▸ **Set problem**
Look through the records and report how many lines include the word "conflict", with no other words.

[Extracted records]
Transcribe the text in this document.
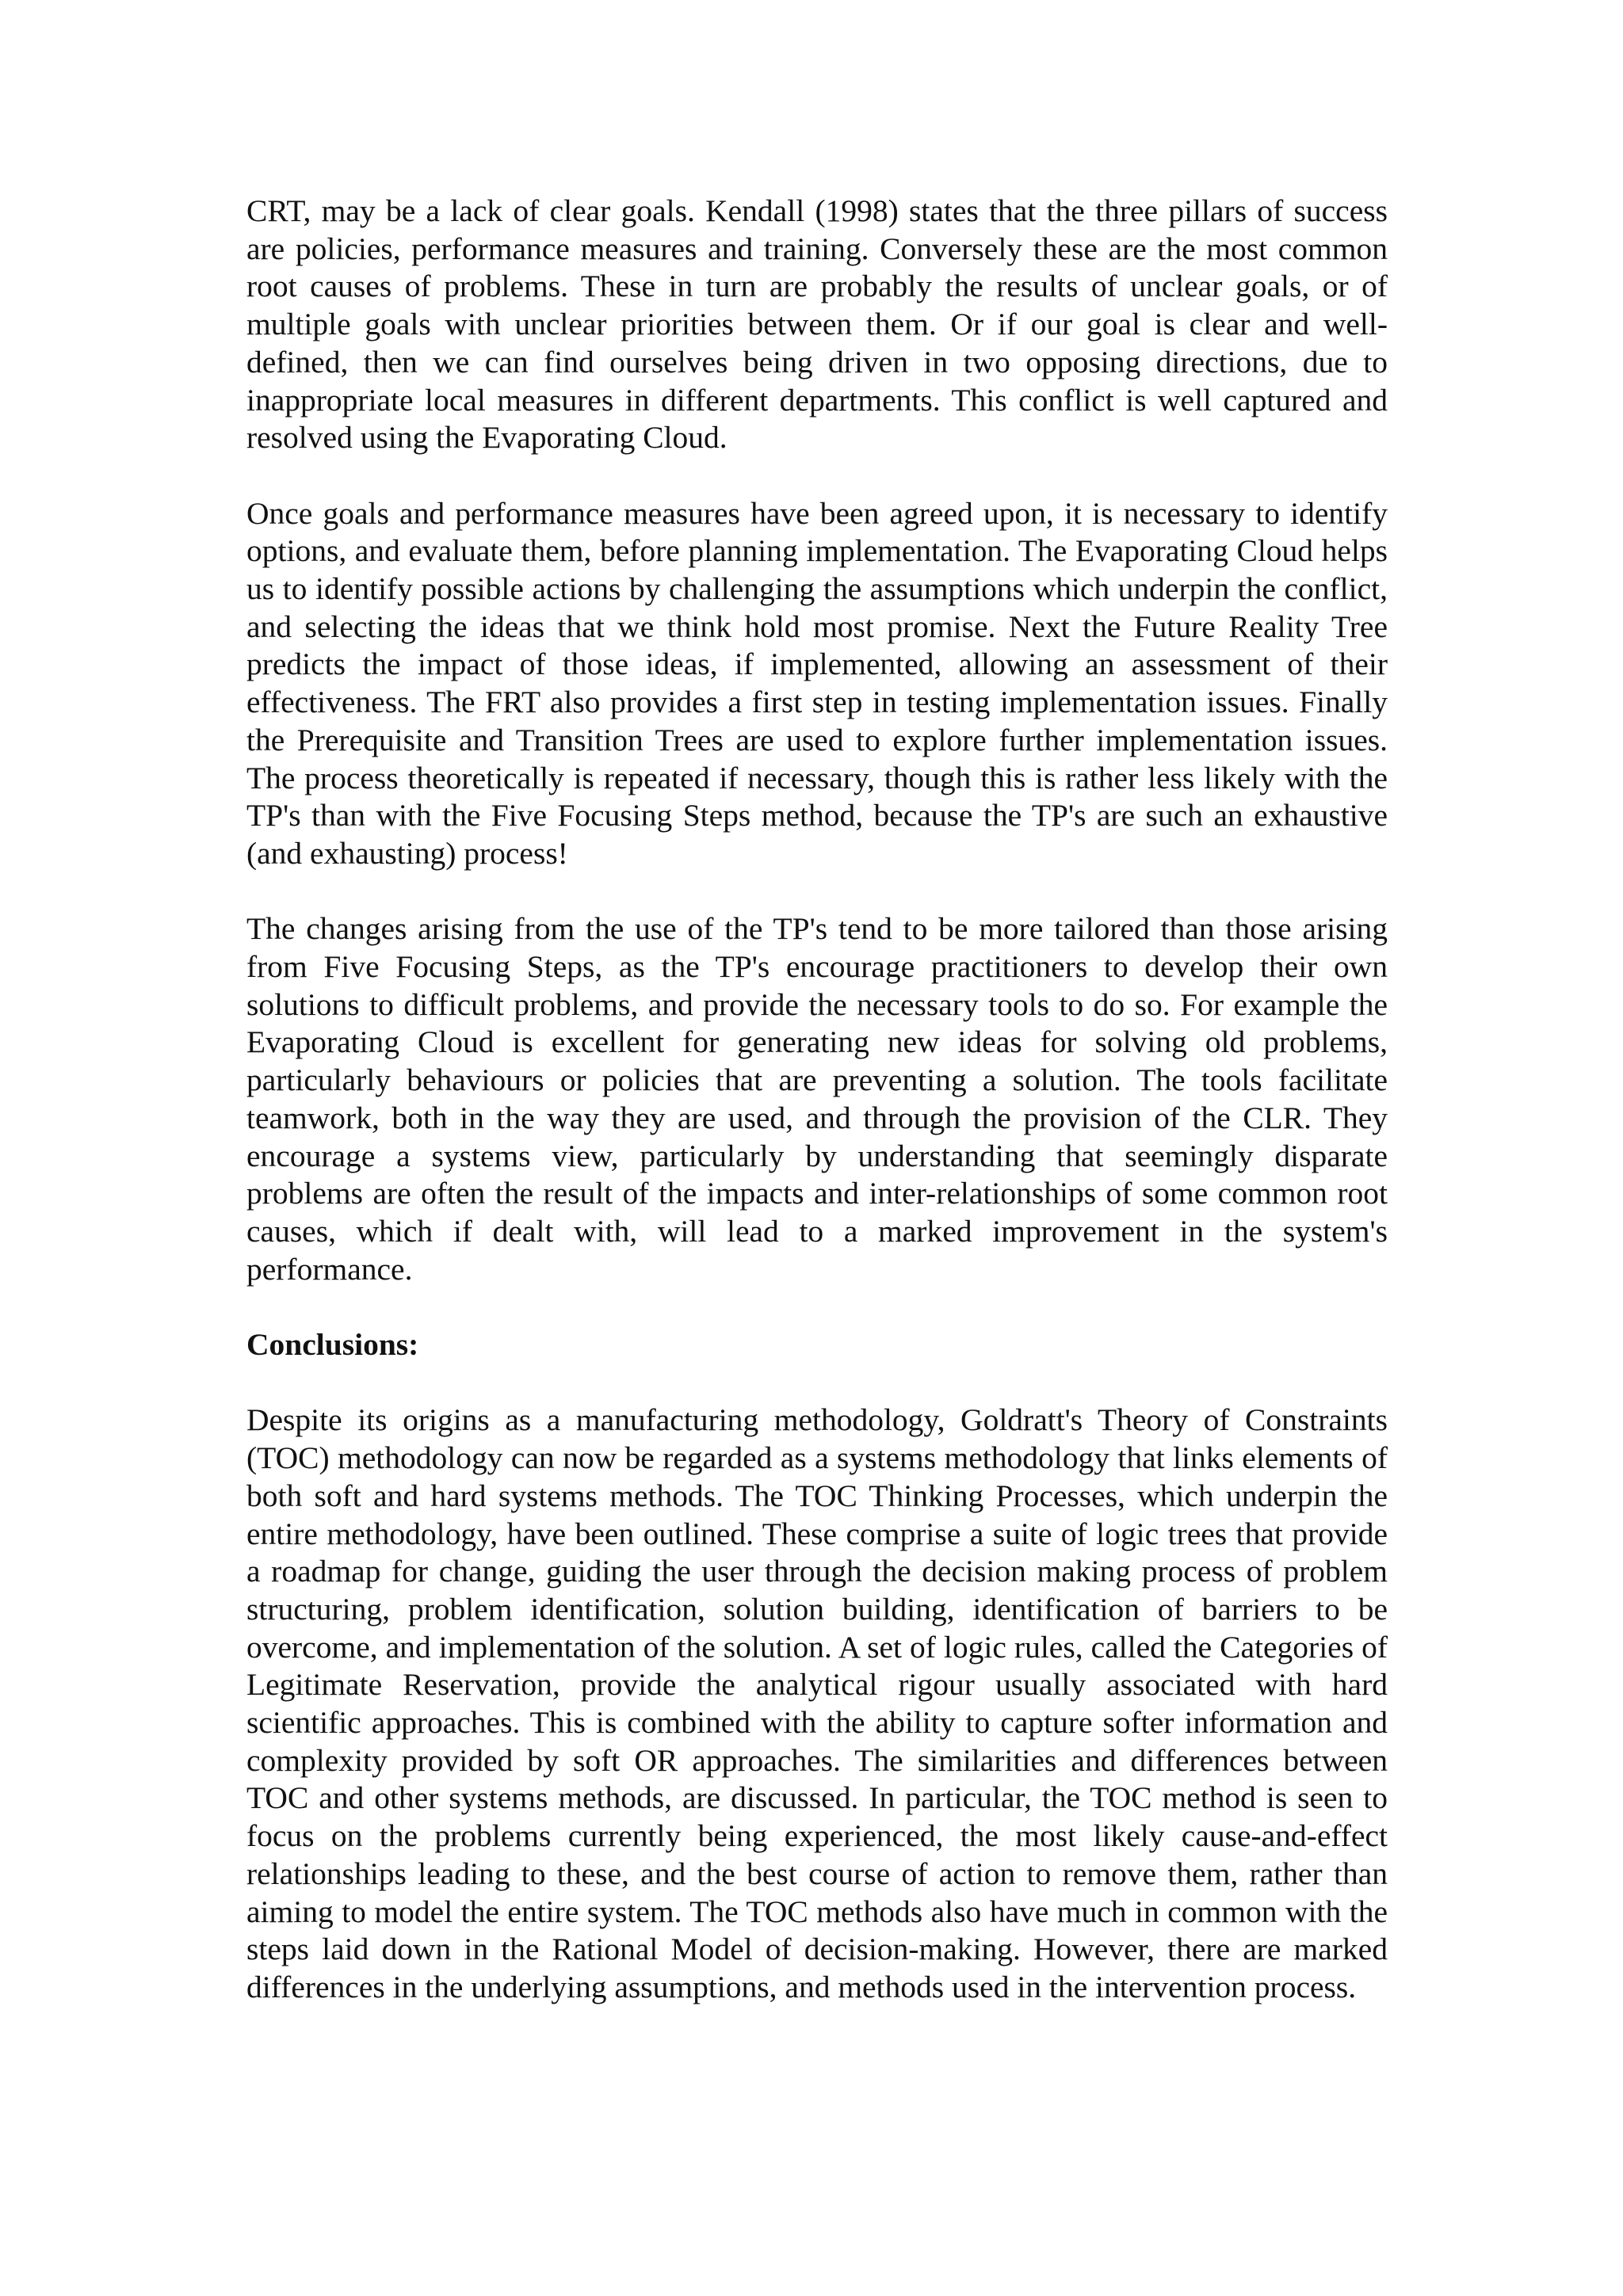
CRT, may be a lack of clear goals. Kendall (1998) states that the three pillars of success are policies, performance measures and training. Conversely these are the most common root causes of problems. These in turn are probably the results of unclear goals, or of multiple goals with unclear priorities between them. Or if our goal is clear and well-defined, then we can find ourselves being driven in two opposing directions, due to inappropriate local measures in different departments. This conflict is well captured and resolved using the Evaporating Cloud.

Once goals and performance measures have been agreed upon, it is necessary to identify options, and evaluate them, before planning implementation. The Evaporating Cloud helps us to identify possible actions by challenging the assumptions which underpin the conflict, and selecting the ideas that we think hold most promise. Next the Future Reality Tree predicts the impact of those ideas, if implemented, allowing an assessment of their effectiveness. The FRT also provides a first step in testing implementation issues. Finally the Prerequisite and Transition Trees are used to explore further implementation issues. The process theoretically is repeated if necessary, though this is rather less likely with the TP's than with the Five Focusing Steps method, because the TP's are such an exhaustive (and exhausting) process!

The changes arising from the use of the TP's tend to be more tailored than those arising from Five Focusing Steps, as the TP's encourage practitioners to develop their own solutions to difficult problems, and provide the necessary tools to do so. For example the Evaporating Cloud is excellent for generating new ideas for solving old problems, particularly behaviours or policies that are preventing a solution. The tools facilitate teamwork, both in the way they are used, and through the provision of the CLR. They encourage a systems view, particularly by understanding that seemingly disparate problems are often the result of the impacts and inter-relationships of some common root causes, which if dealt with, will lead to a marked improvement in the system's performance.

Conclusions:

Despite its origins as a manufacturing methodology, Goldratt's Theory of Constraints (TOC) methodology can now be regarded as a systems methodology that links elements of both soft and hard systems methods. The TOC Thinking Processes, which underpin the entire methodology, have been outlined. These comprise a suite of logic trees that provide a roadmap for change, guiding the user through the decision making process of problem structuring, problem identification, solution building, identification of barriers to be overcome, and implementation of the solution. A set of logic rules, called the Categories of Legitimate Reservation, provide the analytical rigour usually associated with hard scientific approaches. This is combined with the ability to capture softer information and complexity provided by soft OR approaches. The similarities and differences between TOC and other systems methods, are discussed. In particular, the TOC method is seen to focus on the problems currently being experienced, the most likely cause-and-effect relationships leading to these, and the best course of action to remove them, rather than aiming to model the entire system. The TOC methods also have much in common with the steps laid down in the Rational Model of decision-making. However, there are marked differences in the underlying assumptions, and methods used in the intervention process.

▸ **Exercise answer**
2